(Stored records)
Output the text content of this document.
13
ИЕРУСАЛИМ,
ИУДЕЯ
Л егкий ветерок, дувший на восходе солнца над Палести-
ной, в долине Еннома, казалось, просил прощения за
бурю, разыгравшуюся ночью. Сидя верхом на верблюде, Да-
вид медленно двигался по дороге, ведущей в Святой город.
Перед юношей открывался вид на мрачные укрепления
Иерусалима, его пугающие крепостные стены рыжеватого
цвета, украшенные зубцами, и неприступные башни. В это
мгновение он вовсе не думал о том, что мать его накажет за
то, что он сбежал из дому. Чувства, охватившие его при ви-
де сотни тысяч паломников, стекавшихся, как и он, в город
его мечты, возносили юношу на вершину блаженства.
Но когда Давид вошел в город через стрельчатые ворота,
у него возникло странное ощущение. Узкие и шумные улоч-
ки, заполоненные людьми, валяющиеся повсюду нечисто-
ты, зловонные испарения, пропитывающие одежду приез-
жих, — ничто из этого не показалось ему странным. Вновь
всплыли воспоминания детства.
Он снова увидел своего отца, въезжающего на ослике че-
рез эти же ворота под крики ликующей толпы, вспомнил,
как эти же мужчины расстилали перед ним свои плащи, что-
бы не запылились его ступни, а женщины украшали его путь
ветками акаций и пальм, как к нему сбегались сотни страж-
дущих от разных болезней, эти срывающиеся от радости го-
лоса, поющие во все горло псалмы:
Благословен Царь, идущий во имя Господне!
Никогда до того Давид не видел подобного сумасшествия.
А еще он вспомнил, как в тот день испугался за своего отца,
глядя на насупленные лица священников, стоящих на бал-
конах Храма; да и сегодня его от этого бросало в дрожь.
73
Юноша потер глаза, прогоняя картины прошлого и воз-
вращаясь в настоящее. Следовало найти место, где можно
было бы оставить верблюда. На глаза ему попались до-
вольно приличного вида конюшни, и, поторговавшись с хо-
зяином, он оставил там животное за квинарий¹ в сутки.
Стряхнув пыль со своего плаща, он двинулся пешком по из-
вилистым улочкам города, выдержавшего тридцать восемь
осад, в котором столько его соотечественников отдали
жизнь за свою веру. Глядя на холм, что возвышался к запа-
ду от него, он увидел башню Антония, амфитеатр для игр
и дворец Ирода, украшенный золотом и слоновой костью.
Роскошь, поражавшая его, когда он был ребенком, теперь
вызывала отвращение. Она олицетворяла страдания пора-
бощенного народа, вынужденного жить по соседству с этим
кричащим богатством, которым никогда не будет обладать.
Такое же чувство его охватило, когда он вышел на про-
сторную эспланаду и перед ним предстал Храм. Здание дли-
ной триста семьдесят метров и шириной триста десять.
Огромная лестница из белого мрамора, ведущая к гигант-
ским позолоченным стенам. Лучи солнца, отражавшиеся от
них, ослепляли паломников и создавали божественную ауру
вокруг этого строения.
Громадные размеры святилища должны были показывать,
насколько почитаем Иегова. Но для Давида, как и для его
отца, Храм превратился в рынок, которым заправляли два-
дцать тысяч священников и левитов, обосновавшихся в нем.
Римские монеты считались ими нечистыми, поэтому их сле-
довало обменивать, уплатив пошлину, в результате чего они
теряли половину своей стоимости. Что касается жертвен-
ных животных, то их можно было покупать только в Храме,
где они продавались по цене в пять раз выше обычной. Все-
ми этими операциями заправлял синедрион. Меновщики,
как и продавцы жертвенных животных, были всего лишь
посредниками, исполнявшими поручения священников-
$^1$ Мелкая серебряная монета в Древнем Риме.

### [Task]
Each line of the listing should be copied exactly.

### [Written solution]
Output the text content of this document.
13
ИЕРУСАЛИМ,
ИУДЕЯ
Л егкий ветерок, дувший на восходе солнца над Палести-
ной, в долине Еннома, казалось, просил прощения за
бурю, разыгравшуюся ночью. Сидя верхом на верблюде, Да-
вид медленно двигался по дороге, ведущей в Святой город.
Перед юношей открывался вид на мрачные укрепления
Иерусалима, его пугающие крепостные стены рыжеватого
цвета, украшенные зубцами, и неприступные башни. В это
мгновение он вовсе не думал о том, что мать его накажет за
то, что он сбежал из дому. Чувства, охватившие его при ви-
де сотни тысяч паломников, стекавшихся, как и он, в город
его мечты, возносили юношу на вершину блаженства.
Но когда Давид вошел в город через стрельчатые ворота,
у него возникло странное ощущение. Узкие и шумные улоч-
ки, заполоненные людьми, валяющиеся повсюду нечисто-
ты, зловонные испарения, пропитывающие одежду приез-
жих, — ничто из этого не показалось ему странным. Вновь
всплыли воспоминания детства.
Он снова увидел своего отца, въезжающего на ослике че-
рез эти же ворота под крики ликующей толпы, вспомнил,
как эти же мужчины расстилали перед ним свои плащи, что-
бы не запылились его ступни, а женщины украшали его путь
ветками акаций и пальм, как к нему сбегались сотни страж-
дущих от разных болезней, эти срывающиеся от радости го-
лоса, поющие во все горло псалмы:
Благословен Царь, идущий во имя Господне!
Никогда до того Давид не видел подобного сумасшествия.
А еще он вспомнил, как в тот день испугался за своего отца,
глядя на насупленные лица священников, стоящих на бал-
конах Храма; да и сегодня его от этого бросало в дрожь.
73
Юноша потер глаза, прогоняя картины прошлого и воз-
вращаясь в настоящее. Следовало найти место, где можно
было бы оставить верблюда. На глаза ему попались до-
вольно приличного вида конюшни, и, поторговавшись с хо-
зяином, он оставил там животное за квинарий¹ в сутки.
Стряхнув пыль со своего плаща, он двинулся пешком по из-
вилистым улочкам города, выдержавшего тридцать восемь
осад, в котором столько его соотечественников отдали
жизнь за свою веру. Глядя на холм, что возвышался к запа-
ду от него, он увидел башню Антония, амфитеатр для игр
и дворец Ирода, украшенный золотом и слоновой костью.
Роскошь, поражавшая его, когда он был ребенком, теперь
вызывала отвращение. Она олицетворяла страдания пора-
бощенного народа, вынужденного жить по соседству с этим
кричащим богатством, которым никогда не будет обладать.
Такое же чувство его охватило, когда он вышел на про-
сторную эспланаду и перед ним предстал Храм. Здание дли-
ной триста семьдесят метров и шириной триста десять.
Огромная лестница из белого мрамора, ведущая к гигант-
ским позолоченным стенам. Лучи солнца, отражавшиеся от
них, ослепляли паломников и создавали божественную ауру
вокруг этого строения.
Громадные размеры святилища должны были показывать,
насколько почитаем Иегова. Но для Давида, как и для его
отца, Храм превратился в рынок, которым заправляли два-
дцать тысяч священников и левитов, обосновавшихся в нем.
Римские монеты считались ими нечистыми, поэтому их сле-
довало обменивать, уплатив пошлину, в результате чего они
теряли половину своей стоимости. Что касается жертвен-
ных животных, то их можно было покупать только в Храме,
где они продавались по цене в пять раз выше обычной. Все-
ми этими операциями заправлял синедрион. Меновщики,
как и продавцы жертвенных животных, были всего лишь
посредниками, исполнявшими поручения священников-
$^1$ Мелкая серебряная монета в Древнем Риме.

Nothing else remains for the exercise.